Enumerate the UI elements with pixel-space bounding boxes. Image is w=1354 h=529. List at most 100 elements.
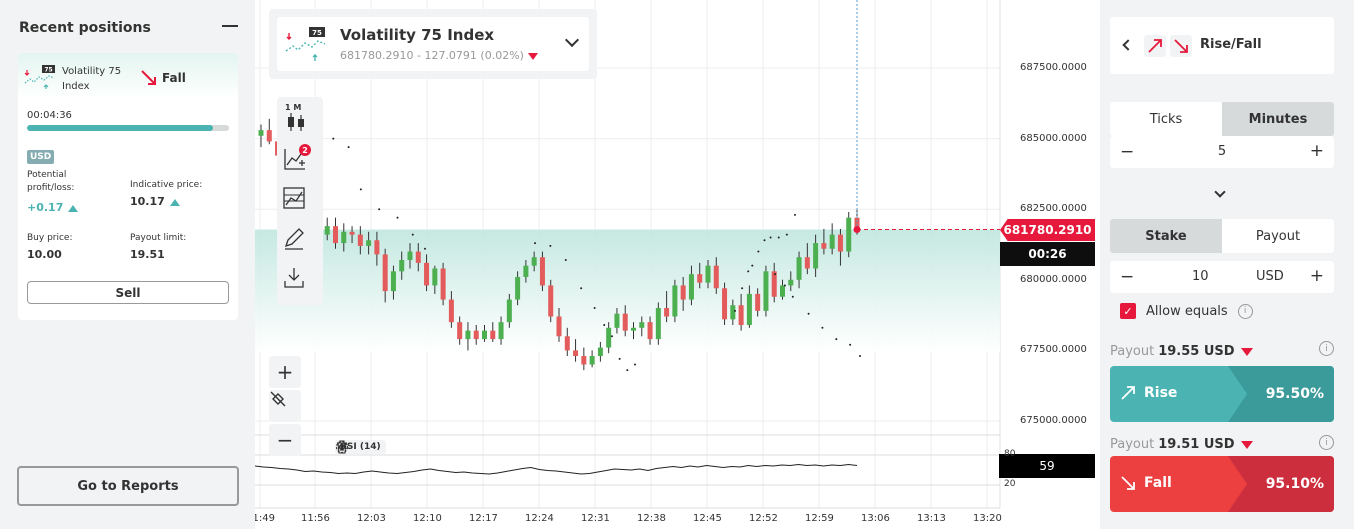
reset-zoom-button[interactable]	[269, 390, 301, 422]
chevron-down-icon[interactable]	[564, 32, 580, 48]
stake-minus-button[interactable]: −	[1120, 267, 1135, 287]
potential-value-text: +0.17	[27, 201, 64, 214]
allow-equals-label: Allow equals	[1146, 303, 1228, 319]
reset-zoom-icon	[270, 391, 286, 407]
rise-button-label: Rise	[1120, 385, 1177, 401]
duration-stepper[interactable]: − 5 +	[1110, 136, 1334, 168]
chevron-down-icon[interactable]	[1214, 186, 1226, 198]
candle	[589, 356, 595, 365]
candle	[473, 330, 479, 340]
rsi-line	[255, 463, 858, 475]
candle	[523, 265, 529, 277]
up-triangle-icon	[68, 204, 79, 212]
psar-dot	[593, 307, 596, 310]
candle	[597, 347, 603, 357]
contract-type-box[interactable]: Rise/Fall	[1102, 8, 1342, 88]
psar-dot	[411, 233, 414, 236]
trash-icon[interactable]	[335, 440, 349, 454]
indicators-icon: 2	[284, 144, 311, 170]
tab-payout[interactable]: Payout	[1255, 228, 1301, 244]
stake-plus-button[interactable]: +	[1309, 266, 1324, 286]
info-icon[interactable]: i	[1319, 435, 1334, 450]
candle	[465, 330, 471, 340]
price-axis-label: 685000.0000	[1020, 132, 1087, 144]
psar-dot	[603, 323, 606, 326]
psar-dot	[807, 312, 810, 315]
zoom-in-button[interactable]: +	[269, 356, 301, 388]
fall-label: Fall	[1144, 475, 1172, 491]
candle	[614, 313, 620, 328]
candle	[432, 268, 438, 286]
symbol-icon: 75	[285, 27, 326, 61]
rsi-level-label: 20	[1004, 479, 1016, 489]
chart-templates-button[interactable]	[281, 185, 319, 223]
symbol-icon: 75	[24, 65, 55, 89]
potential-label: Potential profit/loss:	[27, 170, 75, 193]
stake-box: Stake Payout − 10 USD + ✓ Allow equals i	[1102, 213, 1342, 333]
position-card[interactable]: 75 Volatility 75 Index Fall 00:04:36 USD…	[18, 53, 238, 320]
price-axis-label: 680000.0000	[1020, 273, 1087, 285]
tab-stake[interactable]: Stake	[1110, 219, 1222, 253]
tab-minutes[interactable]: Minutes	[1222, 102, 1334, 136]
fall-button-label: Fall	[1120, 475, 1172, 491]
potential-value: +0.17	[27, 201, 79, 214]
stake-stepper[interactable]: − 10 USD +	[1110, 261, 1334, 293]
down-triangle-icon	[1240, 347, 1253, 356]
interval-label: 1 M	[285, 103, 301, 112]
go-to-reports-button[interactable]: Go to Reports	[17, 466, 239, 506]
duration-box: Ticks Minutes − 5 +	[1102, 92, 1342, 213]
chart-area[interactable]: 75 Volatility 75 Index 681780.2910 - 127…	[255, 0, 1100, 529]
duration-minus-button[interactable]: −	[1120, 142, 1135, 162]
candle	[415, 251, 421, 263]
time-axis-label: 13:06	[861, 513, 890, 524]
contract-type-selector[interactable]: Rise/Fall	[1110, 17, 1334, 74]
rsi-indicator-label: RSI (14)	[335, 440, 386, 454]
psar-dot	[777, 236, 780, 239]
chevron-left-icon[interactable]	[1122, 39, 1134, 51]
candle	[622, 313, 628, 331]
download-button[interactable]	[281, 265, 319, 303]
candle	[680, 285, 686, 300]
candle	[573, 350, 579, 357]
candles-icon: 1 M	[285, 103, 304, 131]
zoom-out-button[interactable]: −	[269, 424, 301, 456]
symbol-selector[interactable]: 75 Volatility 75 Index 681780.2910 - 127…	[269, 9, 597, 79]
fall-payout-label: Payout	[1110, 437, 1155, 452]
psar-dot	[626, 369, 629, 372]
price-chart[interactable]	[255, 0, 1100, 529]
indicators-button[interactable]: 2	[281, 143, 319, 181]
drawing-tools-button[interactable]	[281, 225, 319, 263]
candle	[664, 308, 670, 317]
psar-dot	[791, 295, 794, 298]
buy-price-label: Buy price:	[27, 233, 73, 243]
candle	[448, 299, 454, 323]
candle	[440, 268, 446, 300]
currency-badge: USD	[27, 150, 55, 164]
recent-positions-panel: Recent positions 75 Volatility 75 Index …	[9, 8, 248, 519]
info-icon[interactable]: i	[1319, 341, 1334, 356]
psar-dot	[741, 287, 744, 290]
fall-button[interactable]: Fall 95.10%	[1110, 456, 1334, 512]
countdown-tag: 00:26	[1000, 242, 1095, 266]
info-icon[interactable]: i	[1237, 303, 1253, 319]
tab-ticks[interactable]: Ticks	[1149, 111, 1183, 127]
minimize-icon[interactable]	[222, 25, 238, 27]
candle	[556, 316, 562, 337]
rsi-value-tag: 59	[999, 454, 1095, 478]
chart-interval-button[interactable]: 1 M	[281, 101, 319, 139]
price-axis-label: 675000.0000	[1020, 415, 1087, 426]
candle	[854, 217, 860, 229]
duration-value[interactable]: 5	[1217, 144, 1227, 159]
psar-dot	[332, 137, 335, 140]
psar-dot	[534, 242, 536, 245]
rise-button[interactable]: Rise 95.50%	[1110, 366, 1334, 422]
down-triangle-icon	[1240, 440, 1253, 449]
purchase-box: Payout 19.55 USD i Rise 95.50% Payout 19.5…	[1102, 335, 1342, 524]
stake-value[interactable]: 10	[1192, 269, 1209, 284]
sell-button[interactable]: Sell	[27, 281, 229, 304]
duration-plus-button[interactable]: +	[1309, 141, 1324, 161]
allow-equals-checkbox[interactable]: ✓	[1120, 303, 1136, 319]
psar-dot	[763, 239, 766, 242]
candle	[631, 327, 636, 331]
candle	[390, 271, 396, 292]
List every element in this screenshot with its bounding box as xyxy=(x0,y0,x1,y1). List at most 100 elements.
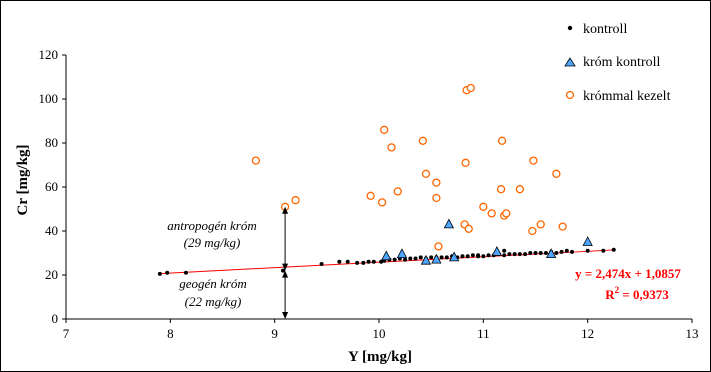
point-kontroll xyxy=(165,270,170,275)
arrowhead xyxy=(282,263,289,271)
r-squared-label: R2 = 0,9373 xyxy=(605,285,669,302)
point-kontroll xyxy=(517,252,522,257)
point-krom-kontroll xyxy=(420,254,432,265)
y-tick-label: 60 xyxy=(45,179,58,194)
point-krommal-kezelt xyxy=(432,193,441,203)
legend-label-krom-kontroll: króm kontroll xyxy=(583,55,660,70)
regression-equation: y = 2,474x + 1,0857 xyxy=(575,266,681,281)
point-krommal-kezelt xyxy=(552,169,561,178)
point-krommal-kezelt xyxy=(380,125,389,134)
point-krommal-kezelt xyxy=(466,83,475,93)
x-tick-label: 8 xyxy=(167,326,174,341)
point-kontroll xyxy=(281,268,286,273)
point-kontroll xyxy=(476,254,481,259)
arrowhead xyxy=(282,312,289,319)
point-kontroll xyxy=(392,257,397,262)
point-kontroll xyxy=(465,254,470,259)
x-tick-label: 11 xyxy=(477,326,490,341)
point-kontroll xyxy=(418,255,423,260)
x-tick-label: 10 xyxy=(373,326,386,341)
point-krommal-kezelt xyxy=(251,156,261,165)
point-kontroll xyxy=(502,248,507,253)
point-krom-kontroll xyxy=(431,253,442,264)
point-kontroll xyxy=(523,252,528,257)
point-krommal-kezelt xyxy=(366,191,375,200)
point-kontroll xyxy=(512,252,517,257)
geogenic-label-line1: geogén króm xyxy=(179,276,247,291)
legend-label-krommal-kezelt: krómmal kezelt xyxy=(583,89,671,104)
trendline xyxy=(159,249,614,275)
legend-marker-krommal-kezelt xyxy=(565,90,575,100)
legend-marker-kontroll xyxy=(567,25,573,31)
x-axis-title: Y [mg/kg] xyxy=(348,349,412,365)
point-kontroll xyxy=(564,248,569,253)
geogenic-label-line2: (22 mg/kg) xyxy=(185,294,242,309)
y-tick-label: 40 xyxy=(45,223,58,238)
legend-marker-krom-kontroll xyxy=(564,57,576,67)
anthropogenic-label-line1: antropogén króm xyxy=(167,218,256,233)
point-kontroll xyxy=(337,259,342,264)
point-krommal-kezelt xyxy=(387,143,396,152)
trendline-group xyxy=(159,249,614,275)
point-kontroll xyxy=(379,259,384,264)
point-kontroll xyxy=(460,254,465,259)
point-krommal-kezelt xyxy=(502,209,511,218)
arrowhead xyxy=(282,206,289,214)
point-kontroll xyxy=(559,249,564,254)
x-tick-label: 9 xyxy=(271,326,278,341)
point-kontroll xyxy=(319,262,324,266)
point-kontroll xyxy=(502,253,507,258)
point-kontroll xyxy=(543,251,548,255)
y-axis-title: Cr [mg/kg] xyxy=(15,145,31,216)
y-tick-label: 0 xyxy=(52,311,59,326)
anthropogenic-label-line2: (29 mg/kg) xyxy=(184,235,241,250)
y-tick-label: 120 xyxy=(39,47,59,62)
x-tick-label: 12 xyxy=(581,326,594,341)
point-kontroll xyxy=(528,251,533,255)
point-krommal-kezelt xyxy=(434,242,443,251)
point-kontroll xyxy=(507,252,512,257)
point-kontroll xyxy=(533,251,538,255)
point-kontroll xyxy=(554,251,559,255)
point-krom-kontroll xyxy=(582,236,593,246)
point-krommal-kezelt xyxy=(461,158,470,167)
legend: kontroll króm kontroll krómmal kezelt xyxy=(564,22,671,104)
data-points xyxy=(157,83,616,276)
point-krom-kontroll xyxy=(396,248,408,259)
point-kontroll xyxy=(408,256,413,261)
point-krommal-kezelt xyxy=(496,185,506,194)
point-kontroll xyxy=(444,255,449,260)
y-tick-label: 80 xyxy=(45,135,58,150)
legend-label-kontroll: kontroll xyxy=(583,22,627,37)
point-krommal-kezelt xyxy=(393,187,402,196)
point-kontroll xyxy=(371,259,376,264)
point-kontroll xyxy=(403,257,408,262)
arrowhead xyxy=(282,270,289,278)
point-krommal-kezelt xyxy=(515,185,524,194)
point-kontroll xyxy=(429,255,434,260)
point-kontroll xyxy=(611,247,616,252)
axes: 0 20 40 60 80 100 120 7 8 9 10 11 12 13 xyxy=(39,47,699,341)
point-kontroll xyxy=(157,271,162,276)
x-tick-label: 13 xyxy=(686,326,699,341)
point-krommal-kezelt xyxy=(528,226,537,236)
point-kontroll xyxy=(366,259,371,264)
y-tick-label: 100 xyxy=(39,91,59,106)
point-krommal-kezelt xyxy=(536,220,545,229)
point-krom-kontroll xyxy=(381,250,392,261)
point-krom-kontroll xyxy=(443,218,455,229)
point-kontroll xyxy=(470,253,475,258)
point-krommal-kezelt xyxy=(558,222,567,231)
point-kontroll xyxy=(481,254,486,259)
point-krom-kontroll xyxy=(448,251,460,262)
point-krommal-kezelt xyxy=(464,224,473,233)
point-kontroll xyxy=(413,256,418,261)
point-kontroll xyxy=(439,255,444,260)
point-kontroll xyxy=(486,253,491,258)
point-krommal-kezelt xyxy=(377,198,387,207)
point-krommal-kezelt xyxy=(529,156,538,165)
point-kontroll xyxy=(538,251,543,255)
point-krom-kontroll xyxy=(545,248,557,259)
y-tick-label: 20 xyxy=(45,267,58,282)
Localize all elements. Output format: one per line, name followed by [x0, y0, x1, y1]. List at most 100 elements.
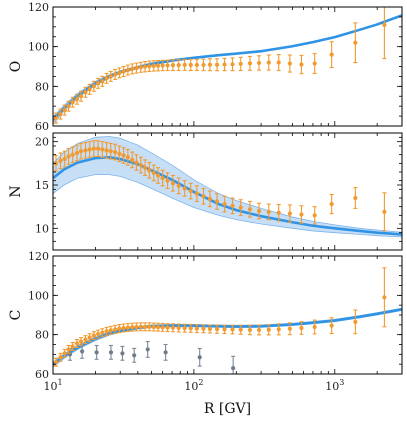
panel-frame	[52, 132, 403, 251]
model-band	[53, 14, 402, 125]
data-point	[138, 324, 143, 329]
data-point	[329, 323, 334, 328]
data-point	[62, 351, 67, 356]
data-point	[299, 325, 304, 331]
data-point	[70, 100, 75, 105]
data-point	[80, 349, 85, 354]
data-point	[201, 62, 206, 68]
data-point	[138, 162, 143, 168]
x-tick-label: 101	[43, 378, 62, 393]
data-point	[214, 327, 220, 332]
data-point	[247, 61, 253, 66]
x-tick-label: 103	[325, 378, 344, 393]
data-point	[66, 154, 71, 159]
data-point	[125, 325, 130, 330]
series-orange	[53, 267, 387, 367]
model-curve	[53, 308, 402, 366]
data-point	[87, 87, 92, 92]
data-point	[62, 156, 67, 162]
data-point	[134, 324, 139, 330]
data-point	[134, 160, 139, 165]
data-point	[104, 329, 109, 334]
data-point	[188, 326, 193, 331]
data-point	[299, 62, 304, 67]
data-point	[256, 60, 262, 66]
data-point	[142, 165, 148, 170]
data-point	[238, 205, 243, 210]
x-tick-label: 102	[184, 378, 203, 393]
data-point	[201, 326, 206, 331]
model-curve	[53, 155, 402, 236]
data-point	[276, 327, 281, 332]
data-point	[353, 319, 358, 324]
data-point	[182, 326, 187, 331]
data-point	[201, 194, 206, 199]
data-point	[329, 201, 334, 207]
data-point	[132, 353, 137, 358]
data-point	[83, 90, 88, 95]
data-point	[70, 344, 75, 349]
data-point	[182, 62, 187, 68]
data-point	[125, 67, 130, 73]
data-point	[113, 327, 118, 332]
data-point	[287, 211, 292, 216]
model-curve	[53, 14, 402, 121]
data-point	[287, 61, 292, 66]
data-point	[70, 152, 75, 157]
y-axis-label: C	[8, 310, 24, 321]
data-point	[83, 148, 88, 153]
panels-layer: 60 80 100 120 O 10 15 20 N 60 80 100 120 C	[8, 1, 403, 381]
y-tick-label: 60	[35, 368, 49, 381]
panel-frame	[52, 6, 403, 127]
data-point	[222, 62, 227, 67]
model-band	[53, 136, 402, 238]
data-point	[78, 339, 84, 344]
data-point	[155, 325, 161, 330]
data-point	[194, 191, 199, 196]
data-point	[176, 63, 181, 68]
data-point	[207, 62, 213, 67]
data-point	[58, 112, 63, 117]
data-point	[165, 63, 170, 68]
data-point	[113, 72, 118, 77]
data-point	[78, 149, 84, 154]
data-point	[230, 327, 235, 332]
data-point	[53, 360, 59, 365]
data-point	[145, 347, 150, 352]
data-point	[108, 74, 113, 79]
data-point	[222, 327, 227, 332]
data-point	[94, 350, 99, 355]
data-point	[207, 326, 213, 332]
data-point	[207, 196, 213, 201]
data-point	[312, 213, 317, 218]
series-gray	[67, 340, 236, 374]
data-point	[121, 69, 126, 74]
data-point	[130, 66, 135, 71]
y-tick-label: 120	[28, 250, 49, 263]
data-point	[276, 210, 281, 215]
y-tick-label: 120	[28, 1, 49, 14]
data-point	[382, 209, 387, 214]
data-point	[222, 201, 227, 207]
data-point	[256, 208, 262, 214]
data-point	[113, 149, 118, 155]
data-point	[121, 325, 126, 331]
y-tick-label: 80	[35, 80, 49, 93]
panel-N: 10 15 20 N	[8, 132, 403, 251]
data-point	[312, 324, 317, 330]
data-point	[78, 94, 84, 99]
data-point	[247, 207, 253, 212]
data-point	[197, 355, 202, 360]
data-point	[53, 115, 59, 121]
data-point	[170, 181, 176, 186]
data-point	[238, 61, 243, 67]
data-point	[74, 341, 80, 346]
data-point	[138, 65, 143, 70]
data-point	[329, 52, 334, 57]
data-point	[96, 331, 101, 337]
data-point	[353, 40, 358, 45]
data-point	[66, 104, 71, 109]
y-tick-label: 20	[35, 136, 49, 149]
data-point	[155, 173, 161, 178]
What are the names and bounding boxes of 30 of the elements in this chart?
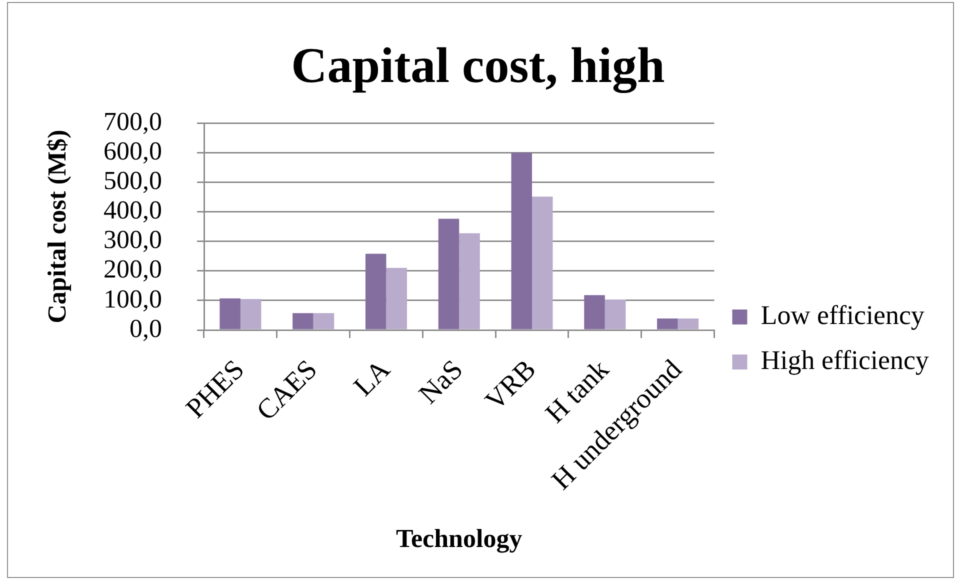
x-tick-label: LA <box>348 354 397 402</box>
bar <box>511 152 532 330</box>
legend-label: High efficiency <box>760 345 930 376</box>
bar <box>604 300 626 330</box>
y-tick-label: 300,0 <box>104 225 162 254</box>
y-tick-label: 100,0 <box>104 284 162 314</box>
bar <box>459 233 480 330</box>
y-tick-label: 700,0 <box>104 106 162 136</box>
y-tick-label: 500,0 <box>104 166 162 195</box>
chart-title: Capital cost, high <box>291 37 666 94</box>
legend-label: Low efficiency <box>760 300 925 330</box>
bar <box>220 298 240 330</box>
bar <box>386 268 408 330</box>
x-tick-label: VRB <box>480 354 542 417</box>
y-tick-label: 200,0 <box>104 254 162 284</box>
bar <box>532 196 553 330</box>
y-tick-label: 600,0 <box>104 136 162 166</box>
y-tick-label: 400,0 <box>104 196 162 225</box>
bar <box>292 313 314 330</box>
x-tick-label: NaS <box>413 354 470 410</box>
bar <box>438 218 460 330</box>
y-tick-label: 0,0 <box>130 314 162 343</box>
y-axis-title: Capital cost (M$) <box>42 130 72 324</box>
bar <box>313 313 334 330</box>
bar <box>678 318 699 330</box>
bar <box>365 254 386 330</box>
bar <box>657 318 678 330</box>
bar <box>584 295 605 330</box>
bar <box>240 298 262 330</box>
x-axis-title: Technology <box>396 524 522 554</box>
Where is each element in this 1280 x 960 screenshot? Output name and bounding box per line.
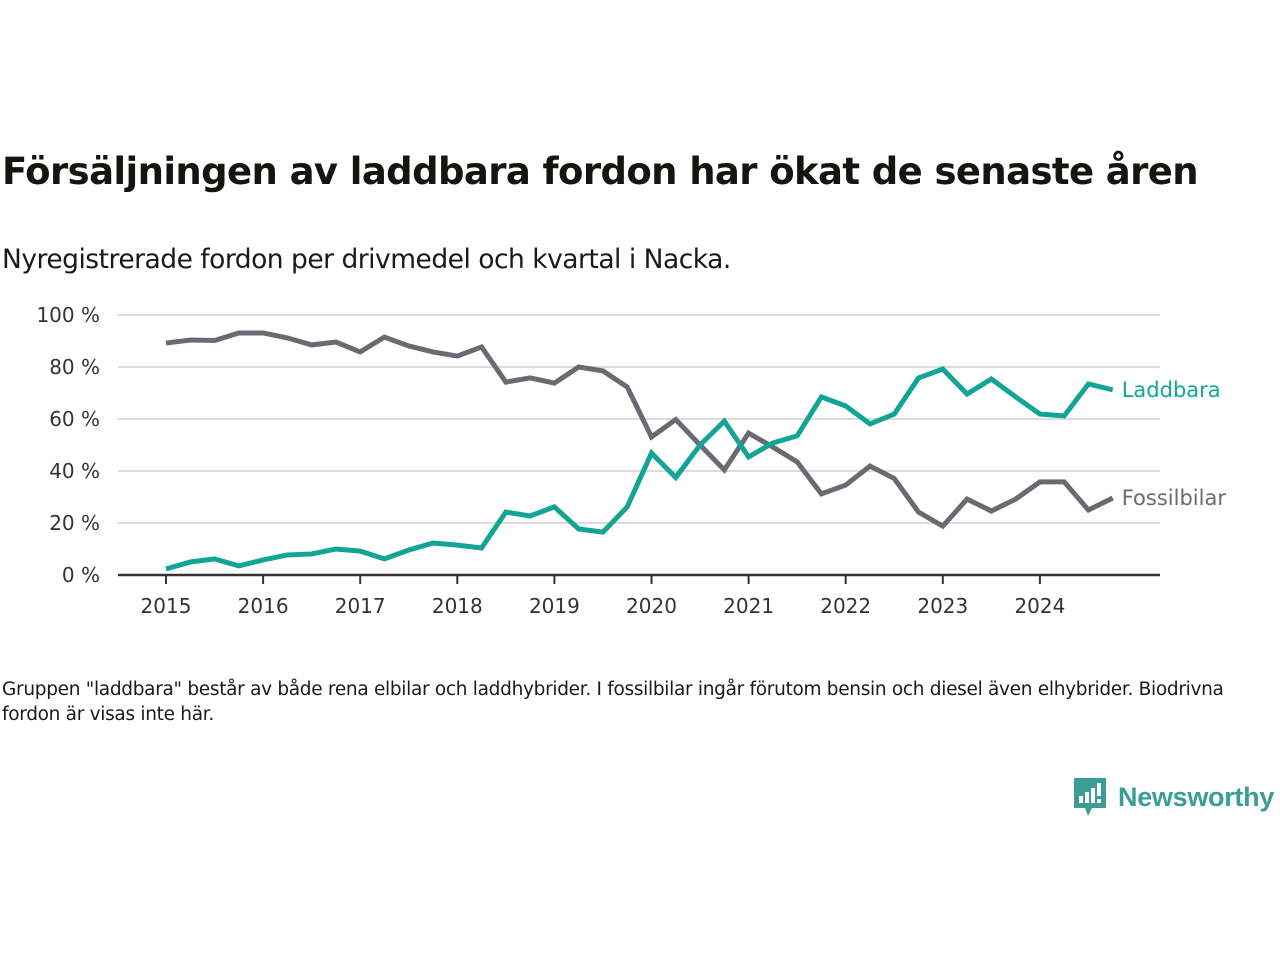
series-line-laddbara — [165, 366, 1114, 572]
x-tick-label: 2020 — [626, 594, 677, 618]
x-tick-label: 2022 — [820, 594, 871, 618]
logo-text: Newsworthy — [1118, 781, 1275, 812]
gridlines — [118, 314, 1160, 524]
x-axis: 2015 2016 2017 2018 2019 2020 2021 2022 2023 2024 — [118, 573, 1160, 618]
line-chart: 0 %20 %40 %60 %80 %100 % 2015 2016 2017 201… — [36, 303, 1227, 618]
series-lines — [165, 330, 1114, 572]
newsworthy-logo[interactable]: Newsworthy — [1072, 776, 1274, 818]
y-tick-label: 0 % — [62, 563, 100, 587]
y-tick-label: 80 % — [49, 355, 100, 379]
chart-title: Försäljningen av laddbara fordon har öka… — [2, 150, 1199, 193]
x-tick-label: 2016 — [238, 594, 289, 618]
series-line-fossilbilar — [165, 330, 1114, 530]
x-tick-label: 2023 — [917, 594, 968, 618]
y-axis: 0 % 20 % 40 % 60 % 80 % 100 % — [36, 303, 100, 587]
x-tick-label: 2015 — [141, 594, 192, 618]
::::
Duplicate the lines between the one holding "point-kontroll xyxy=(165,270,170,275)" and the one holding "legend-marker-kontroll xyxy=(567,25,573,31)", inclusive.

## Output
point-kontroll xyxy=(165,270,170,275)
arrowhead xyxy=(282,263,289,271)
r-squared-label: R2 = 0,9373 xyxy=(605,285,669,302)
point-kontroll xyxy=(517,252,522,257)
point-krom-kontroll xyxy=(420,254,432,265)
y-tick-label: 60 xyxy=(45,179,58,194)
point-krommal-kezelt xyxy=(432,193,441,203)
legend-label-krom-kontroll: króm kontroll xyxy=(583,55,660,70)
regression-equation: y = 2,474x + 1,0857 xyxy=(575,266,681,281)
point-krommal-kezelt xyxy=(552,169,561,178)
point-krommal-kezelt xyxy=(380,125,389,134)
point-krommal-kezelt xyxy=(466,83,475,93)
x-tick-label: 8 xyxy=(167,326,174,341)
point-kontroll xyxy=(281,268,286,273)
point-kontroll xyxy=(476,254,481,259)
arrowhead xyxy=(282,312,289,319)
point-kontroll xyxy=(392,257,397,262)
point-kontroll xyxy=(465,254,470,259)
x-tick-label: 11 xyxy=(477,326,490,341)
point-kontroll xyxy=(418,255,423,260)
x-tick-label: 10 xyxy=(373,326,386,341)
point-krommal-kezelt xyxy=(251,156,261,165)
point-kontroll xyxy=(502,248,507,253)
point-krom-kontroll xyxy=(431,253,442,264)
point-kontroll xyxy=(523,252,528,257)
point-krommal-kezelt xyxy=(366,191,375,200)
point-kontroll xyxy=(512,252,517,257)
geogenic-label-line1: geogén króm xyxy=(179,276,247,291)
legend-label-krommal-kezelt: krómmal kezelt xyxy=(583,89,671,104)
trendline xyxy=(159,249,614,275)
legend-marker-krommal-kezelt xyxy=(565,90,575,100)
legend-marker-kontroll xyxy=(567,25,573,31)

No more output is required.